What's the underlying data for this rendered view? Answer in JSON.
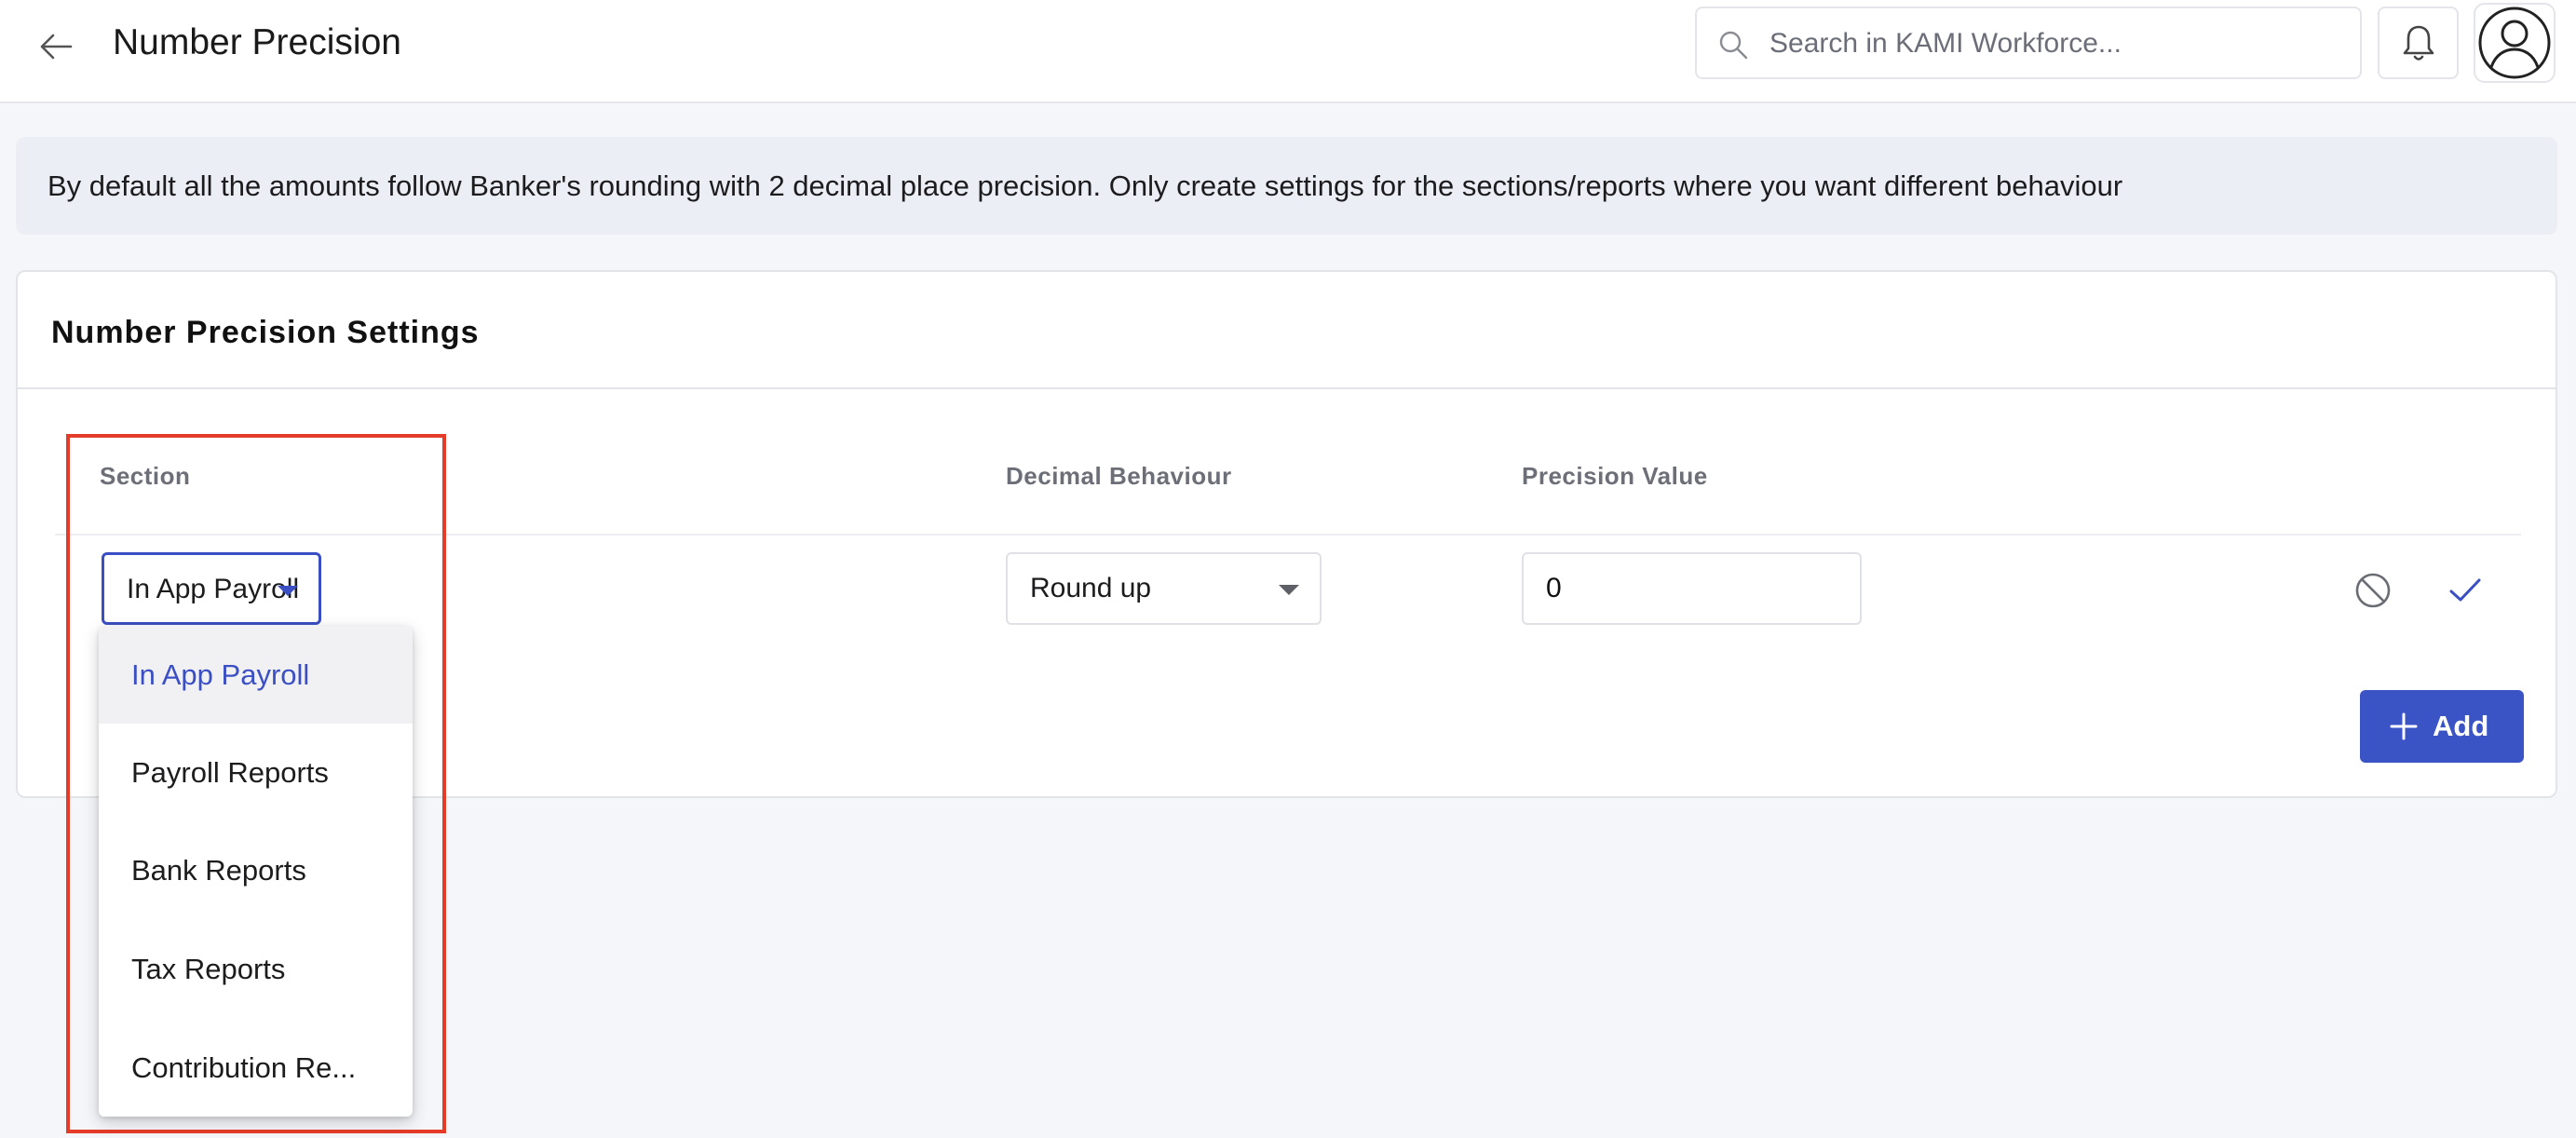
{
  "header": {
    "title": "Number Precision",
    "search_placeholder": "Search in KAMI Workforce..."
  },
  "info_banner": {
    "text": "By default all the amounts follow Banker's rounding with 2 decimal place precision. Only create settings for the sections/reports where you want different behaviour"
  },
  "settings": {
    "title": "Number Precision Settings",
    "columns": [
      "Section",
      "Decimal Behaviour",
      "Precision Value"
    ],
    "row": {
      "section": "In App Payroll",
      "decimal_behaviour": "Round up",
      "precision_value": "0"
    },
    "add_label": "Add"
  },
  "section_dropdown": {
    "selected": "In App Payroll",
    "options": [
      "In App Payroll",
      "Payroll Reports",
      "Bank Reports",
      "Tax Reports",
      "Contribution Re..."
    ]
  },
  "colors": {
    "accent": "#3b4fc4",
    "highlight": "#e53c2a",
    "banner_bg": "#eceef6"
  }
}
============================================================
- _WHAT THE TASK REQUIRES_
From the records given above, copy all lines containing "title".

- _EXPECTED ANSWER_
    "title": "Number Precision",
    "title": "Number Precision Settings",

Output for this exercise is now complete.